> **GIVEN REQUEST**: Will you extract the entries word for word? Images should not appear in the copy.

> **Source data**:
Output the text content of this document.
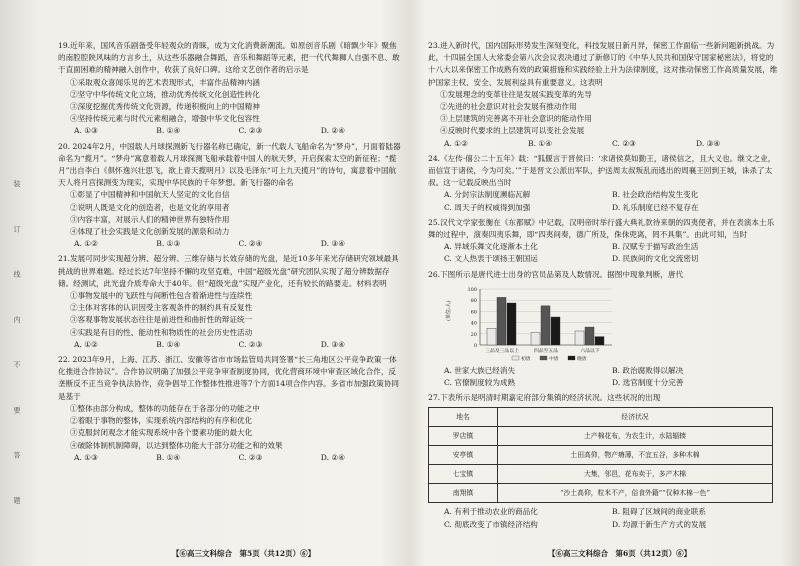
装 订 线 内 不 要 答 题
19.近年来，国风音乐剧备受年轻观众的青睐，成为文化消费新潮流。如原创音乐剧《暗飘少年》聚焦的南腔腔陕风味的方言乡土，从这些乐器融合舞蹈，音乐和舞蹈等元素，把一代代舞狮人自强不息、敢于直面困难的精神融入创作中，收获了良好口碑。这给文艺创作者的启示是
①采取观众喜闻乐见的艺术表现形式，丰富作品精神内涵
②坚守中华传统文化立场，推动优秀传统文化创造性转化
③深度挖掘优秀传统文化资源，传递积极向上的中国精神
④坚持传统元素与时代元素相融合，增强中华文化包容性
A. ①③	B. ①④	C. ②③	D. ②④
20. 2024年2月，中国载人月球探测新飞行器名称已确定，新一代载人飞船命名为“梦舟”，月面着陆器命名为“揽月”。“梦舟”寓意着载人月球探测飞船承载着中国人的航天梦，开启探索太空的新征程；“揽月”出自李白《俱怀逸兴壮思飞，欲上青天揽明月》以及毛泽东“可上九天揽月”的诗句，寓意着中国航天人将月宫探测变为现实，实现中华民族的千年梦想。新飞行器的命名
①彰显了中国精神和中国航天人坚定的文化自信
②说明人既是文化的创造者，也是文化的享用者
③内容丰富，对展示人们的精神世界有独特作用
④体现了社会实践是文化创新发展的源泉和动力
A. ①②	B. ①③	C. ②④	D. ③④
21.发展可同步实现超分辨、超分辨、三维存储与长效存储的光盘，是近10多年来光存储研究领域最具挑战的世界难题。经过长达7年坚持不懈的攻坚克难，中国“超级光盘”研究团队实现了超分辨数据存储。经测试，此光盘介质寿命大于40年。但“超级光盘”实现产业化，还有较长的路要走。材料表明
①事物发展中的飞跃性与间断性包含着渐进性与连续性
②主体对客体的认识因受主客观条件的制约具有反复性
③客观事物发展状态往往是前进性和曲折性的辩证统一
④实践是有目的性、能动性和物质性的社会历史性活动
A. ①②	B. ①④	C. ②③	D. ③④
22. 2023年9月，上海、江苏、浙江、安徽等省市市场监管局共同签署“长三角地区公平竞争政策一体化推进合作协议”。合作协议明确了加强公平竞争审查制度协同，优化营商环境中审查区域化合作，反垄断反不正当竞争执法协作，竞争倡导工作整体性推进等7个方面14项合作内容。多省市加强政策协同是基于
①整体由部分构成，整体的功能存在于各部分的功能之中
②着眼于事物的整体，实现系统内部结构的有序和优化
③克服封闭观念才能实现系统中各个要素功能的最大化
④破除体制机制障碍，以达到整体功能大于部分功能之和的效果
A. ①③	B. ①④	C. ②③	D. ②④
23.进入新时代，国内国际形势发生深刻变化，科技发展日新月异，保密工作面临一些新问题新挑战。为此，十四届全国人大常委会第八次会议表决通过了新修订的《中华人民共和国保守国家秘密法》，将党的十八大以来保密工作成熟有效的政策措施和实践经验上升为法律制度，这对推动保密工作高质量发展，维护国家主权、安全、发展利益具有重要意义。这表明
①发展理念的变革往往是发展实践变革的先导
②先进的社会意识对社会发展有推动作用
③上层建筑的完善离不开社会意识的能动作用
④反映时代要求的上层建筑可以变社会发展
A. ①②	B. ①④	C. ②③	D. ③④
24.《左传·僖公二十五年》载：“狐偃言于晋侯曰：‘求诸侯莫如勤王，诸侯信之，且大义也。继文之业，而信宣于诸侯，今为可矣。’”于是晋文公派出军队，护送周太叔叛乱而逃出的周襄王回到王城，诛杀了太叔。这一记载反映出当时
A. 分封宗法制度濒临瓦解	B. 社会政治结构发生变化
C. 周天子的权威得到加强	D. 礼乐制度已经不复存在
25.汉代文学家张衡在《东都赋》中记载，汉明帝时举行盛大典礼款待来朝的四夷使者，并在表演本土乐舞的过程中，演奏四夷乐舞，即“四夷间奏，德广所及，侏佅兜离，罔不具集”。由此可知，当时
A. 异域乐舞文化逐渐本土化	B. 汉赋专于描写政治生活
C. 文人热衷于颂扬王朝国运	D. 民族间的文化交流密切
26.下图所示是唐代进士出身的官员品第及人数情况。据图中现象判断，唐代
(单位:人)
0
20
40
60
80
100
三品及三品以上	四品至五品	六品以下
初唐	中唐	晚唐
A. 世家大族已经消失	B. 政治腐败得以解决
C. 官僚制度较为成熟	D. 选官制度十分完善
27.下表所示是明清时期嘉定府部分集镇的经济状况。这些状况的出现
地名	经济状况
罗店镇	土产棉花布，为农生计，水陆辐辏
安亭镇	土田高仰，物产瘠薄，不宜五谷，多种木棉
七宝镇	大集，邻邑，花布卖于，多产木棉
南翔镇	“沙土高仰，粒米不产，俗食外籍”“仅种木棉一色”
A. 有利于推动农业的商品化	B. 阻碍了区域间的商业联系
C. 彻底改变了市镇经济结构	D. 均源于新生产方式的发展
【⑥高三文科综合　第5页（共12页）⑥】	【⑥高三文科综合　第6页（共12页）⑥】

> **EXERCISE RESPONSE**:
Output the text content of this document.
装 订 线 内 不 要 答 题
19.近年来，国风音乐剧备受年轻观众的青睐，成为文化消费新潮流。如原创音乐剧《暗飘少年》聚焦的南腔腔陕风味的方言乡土，从这些乐器融合舞蹈，音乐和舞蹈等元素，把一代代舞狮人自强不息、敢于直面困难的精神融入创作中，收获了良好口碑。这给文艺创作者的启示是
①采取观众喜闻乐见的艺术表现形式，丰富作品精神内涵
②坚守中华传统文化立场，推动优秀传统文化创造性转化
③深度挖掘优秀传统文化资源，传递积极向上的中国精神
④坚持传统元素与时代元素相融合，增强中华文化包容性
A. ①③	B. ①④	C. ②③	D. ②④
20. 2024年2月，中国载人月球探测新飞行器名称已确定，新一代载人飞船命名为“梦舟”，月面着陆器命名为“揽月”。“梦舟”寓意着载人月球探测飞船承载着中国人的航天梦，开启探索太空的新征程；“揽月”出自李白《俱怀逸兴壮思飞，欲上青天揽明月》以及毛泽东“可上九天揽月”的诗句，寓意着中国航天人将月宫探测变为现实，实现中华民族的千年梦想。新飞行器的命名
①彰显了中国精神和中国航天人坚定的文化自信
②说明人既是文化的创造者，也是文化的享用者
③内容丰富，对展示人们的精神世界有独特作用
④体现了社会实践是文化创新发展的源泉和动力
A. ①②	B. ①③	C. ②④	D. ③④
21.发展可同步实现超分辨、超分辨、三维存储与长效存储的光盘，是近10多年来光存储研究领域最具挑战的世界难题。经过长达7年坚持不懈的攻坚克难，中国“超级光盘”研究团队实现了超分辨数据存储。经测试，此光盘介质寿命大于40年。但“超级光盘”实现产业化，还有较长的路要走。材料表明
①事物发展中的飞跃性与间断性包含着渐进性与连续性
②主体对客体的认识因受主客观条件的制约具有反复性
③客观事物发展状态往往是前进性和曲折性的辩证统一
④实践是有目的性、能动性和物质性的社会历史性活动
A. ①②	B. ①④	C. ②③	D. ③④
22. 2023年9月，上海、江苏、浙江、安徽等省市市场监管局共同签署“长三角地区公平竞争政策一体化推进合作协议”。合作协议明确了加强公平竞争审查制度协同，优化营商环境中审查区域化合作，反垄断反不正当竞争执法协作，竞争倡导工作整体性推进等7个方面14项合作内容。多省市加强政策协同是基于
①整体由部分构成，整体的功能存在于各部分的功能之中
②着眼于事物的整体，实现系统内部结构的有序和优化
③克服封闭观念才能实现系统中各个要素功能的最大化
④破除体制机制障碍，以达到整体功能大于部分功能之和的效果
A. ①③	B. ①④	C. ②③	D. ②④
23.进入新时代，国内国际形势发生深刻变化，科技发展日新月异，保密工作面临一些新问题新挑战。为此，十四届全国人大常委会第八次会议表决通过了新修订的《中华人民共和国保守国家秘密法》，将党的十八大以来保密工作成熟有效的政策措施和实践经验上升为法律制度，这对推动保密工作高质量发展，维护国家主权、安全、发展利益具有重要意义。这表明
①发展理念的变革往往是发展实践变革的先导
②先进的社会意识对社会发展有推动作用
③上层建筑的完善离不开社会意识的能动作用
④反映时代要求的上层建筑可以变社会发展
A. ①②	B. ①④	C. ②③	D. ③④
24.《左传·僖公二十五年》载：“狐偃言于晋侯曰：‘求诸侯莫如勤王，诸侯信之，且大义也。继文之业，而信宣于诸侯，今为可矣。’”于是晋文公派出军队，护送周太叔叛乱而逃出的周襄王回到王城，诛杀了太叔。这一记载反映出当时
A. 分封宗法制度濒临瓦解	B. 社会政治结构发生变化
C. 周天子的权威得到加强	D. 礼乐制度已经不复存在
25.汉代文学家张衡在《东都赋》中记载，汉明帝时举行盛大典礼款待来朝的四夷使者，并在表演本土乐舞的过程中，演奏四夷乐舞，即“四夷间奏，德广所及，侏佅兜离，罔不具集”。由此可知，当时
A. 异域乐舞文化逐渐本土化	B. 汉赋专于描写政治生活
C. 文人热衷于颂扬王朝国运	D. 民族间的文化交流密切
26.下图所示是唐代进士出身的官员品第及人数情况。据图中现象判断，唐代
(单位:人)
0
20
40
60
80
100
三品及三品以上	四品至五品	六品以下
初唐	中唐	晚唐
A. 世家大族已经消失	B. 政治腐败得以解决
C. 官僚制度较为成熟	D. 选官制度十分完善
27.下表所示是明清时期嘉定府部分集镇的经济状况。这些状况的出现
地名	经济状况
罗店镇	土产棉花布，为农生计，水陆辐辏
安亭镇	土田高仰，物产瘠薄，不宜五谷，多种木棉
七宝镇	大集，邻邑，花布卖于，多产木棉
南翔镇	“沙土高仰，粒米不产，俗食外籍”“仅种木棉一色”
A. 有利于推动农业的商品化	B. 阻碍了区域间的商业联系
C. 彻底改变了市镇经济结构	D. 均源于新生产方式的发展
【⑥高三文科综合　第5页（共12页）⑥】	【⑥高三文科综合　第6页（共12页）⑥】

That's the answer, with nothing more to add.